▶ _Request_
Repeat each line exactly, leaving nothing out.
--- Information given ---
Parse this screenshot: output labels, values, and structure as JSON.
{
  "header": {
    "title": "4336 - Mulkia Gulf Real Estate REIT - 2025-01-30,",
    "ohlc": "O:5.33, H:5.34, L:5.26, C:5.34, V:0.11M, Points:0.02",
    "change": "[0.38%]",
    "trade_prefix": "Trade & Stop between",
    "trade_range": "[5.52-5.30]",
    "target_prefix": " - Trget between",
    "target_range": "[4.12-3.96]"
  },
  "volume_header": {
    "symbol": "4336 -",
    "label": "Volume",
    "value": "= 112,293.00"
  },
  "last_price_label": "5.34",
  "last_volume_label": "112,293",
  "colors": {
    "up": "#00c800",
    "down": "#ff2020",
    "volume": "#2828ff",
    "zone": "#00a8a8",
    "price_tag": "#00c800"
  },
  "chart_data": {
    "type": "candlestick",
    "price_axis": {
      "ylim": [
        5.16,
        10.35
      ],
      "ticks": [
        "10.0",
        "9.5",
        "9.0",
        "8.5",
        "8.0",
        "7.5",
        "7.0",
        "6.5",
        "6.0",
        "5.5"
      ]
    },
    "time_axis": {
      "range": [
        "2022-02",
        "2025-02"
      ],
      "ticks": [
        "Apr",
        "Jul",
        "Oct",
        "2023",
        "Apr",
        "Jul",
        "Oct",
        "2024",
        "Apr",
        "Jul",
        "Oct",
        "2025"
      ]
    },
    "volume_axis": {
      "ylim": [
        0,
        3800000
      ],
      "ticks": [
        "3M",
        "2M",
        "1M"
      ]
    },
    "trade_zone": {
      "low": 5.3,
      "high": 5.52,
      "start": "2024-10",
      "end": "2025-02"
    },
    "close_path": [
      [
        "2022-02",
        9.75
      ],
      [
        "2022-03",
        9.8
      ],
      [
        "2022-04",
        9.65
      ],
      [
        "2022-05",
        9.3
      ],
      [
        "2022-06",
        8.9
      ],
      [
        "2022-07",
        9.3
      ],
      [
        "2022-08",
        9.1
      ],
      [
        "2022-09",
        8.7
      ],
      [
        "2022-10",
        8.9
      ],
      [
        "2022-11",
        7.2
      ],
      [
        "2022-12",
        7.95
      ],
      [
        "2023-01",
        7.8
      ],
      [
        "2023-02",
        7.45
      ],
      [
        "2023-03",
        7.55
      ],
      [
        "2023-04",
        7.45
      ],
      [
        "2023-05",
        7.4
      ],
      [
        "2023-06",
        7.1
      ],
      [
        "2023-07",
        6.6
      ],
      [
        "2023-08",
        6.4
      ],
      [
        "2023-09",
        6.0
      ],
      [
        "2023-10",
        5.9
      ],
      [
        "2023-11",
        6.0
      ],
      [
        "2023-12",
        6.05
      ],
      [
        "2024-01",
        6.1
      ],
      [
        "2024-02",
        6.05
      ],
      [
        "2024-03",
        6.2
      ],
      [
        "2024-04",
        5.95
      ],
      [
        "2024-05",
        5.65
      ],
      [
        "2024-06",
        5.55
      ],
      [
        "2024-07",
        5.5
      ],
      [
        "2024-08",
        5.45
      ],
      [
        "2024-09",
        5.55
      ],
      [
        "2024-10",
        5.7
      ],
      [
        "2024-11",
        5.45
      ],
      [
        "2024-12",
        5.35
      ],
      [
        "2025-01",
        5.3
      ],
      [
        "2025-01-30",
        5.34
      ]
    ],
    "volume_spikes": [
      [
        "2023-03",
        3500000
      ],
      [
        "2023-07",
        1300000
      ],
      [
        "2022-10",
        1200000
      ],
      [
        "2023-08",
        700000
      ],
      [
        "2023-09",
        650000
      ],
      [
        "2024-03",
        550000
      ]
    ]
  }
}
---
▶ _Answer for this exercise_
Parse this screenshot: output labels, values, and structure as JSON.
{
  "header": {
    "title": "4336 - Mulkia Gulf Real Estate REIT - 2025-01-30,",
    "ohlc": "O:5.33, H:5.34, L:5.26, C:5.34, V:0.11M, Points:0.02",
    "change": "[0.38%]",
    "trade_prefix": "Trade & Stop between",
    "trade_range": "[5.52-5.30]",
    "target_prefix": " - Trget between",
    "target_range": "[4.12-3.96]"
  },
  "volume_header": {
    "symbol": "4336 -",
    "label": "Volume",
    "value": "= 112,293.00"
  },
  "last_price_label": "5.34",
  "last_volume_label": "112,293",
  "colors": {
    "up": "#00c800",
    "down": "#ff2020",
    "volume": "#2828ff",
    "zone": "#00a8a8",
    "price_tag": "#00c800"
  },
  "chart_data": {
    "type": "candlestick",
    "price_axis": {
      "ylim": [
        5.16,
        10.35
      ],
      "ticks": [
        "10.0",
        "9.5",
        "9.0",
        "8.5",
        "8.0",
        "7.5",
        "7.0",
        "6.5",
        "6.0",
        "5.5"
      ]
    },
    "time_axis": {
      "range": [
        "2022-02",
        "2025-02"
      ],
      "ticks": [
        "Apr",
        "Jul",
        "Oct",
        "2023",
        "Apr",
        "Jul",
        "Oct",
        "2024",
        "Apr",
        "Jul",
        "Oct",
        "2025"
      ]
    },
    "volume_axis": {
      "ylim": [
        0,
        3800000
      ],
      "ticks": [
        "3M",
        "2M",
        "1M"
      ]
    },
    "trade_zone": {
      "low": 5.3,
      "high": 5.52,
      "start": "2024-10",
      "end": "2025-02"
    },
    "close_path": [
      [
        "2022-02",
        9.75
      ],
      [
        "2022-03",
        9.8
      ],
      [
        "2022-04",
        9.65
      ],
      [
        "2022-05",
        9.3
      ],
      [
        "2022-06",
        8.9
      ],
      [
        "2022-07",
        9.3
      ],
      [
        "2022-08",
        9.1
      ],
      [
        "2022-09",
        8.7
      ],
      [
        "2022-10",
        8.9
      ],
      [
        "2022-11",
        7.2
      ],
      [
        "2022-12",
        7.95
      ],
      [
        "2023-01",
        7.8
      ],
      [
        "2023-02",
        7.45
      ],
      [
        "2023-03",
        7.55
      ],
      [
        "2023-04",
        7.45
      ],
      [
        "2023-05",
        7.4
      ],
      [
        "2023-06",
        7.1
      ],
      [
        "2023-07",
        6.6
      ],
      [
        "2023-08",
        6.4
      ],
      [
        "2023-09",
        6.0
      ],
      [
        "2023-10",
        5.9
      ],
      [
        "2023-11",
        6.0
      ],
      [
        "2023-12",
        6.05
      ],
      [
        "2024-01",
        6.1
      ],
      [
        "2024-02",
        6.05
      ],
      [
        "2024-03",
        6.2
      ],
      [
        "2024-04",
        5.95
      ],
      [
        "2024-05",
        5.65
      ],
      [
        "2024-06",
        5.55
      ],
      [
        "2024-07",
        5.5
      ],
      [
        "2024-08",
        5.45
      ],
      [
        "2024-09",
        5.55
      ],
      [
        "2024-10",
        5.7
      ],
      [
        "2024-11",
        5.45
      ],
      [
        "2024-12",
        5.35
      ],
      [
        "2025-01",
        5.3
      ],
      [
        "2025-01-30",
        5.34
      ]
    ],
    "volume_spikes": [
      [
        "2023-03",
        3500000
      ],
      [
        "2023-07",
        1300000
      ],
      [
        "2022-10",
        1200000
      ],
      [
        "2023-08",
        700000
      ],
      [
        "2023-09",
        650000
      ],
      [
        "2024-03",
        550000
      ]
    ]
  }
}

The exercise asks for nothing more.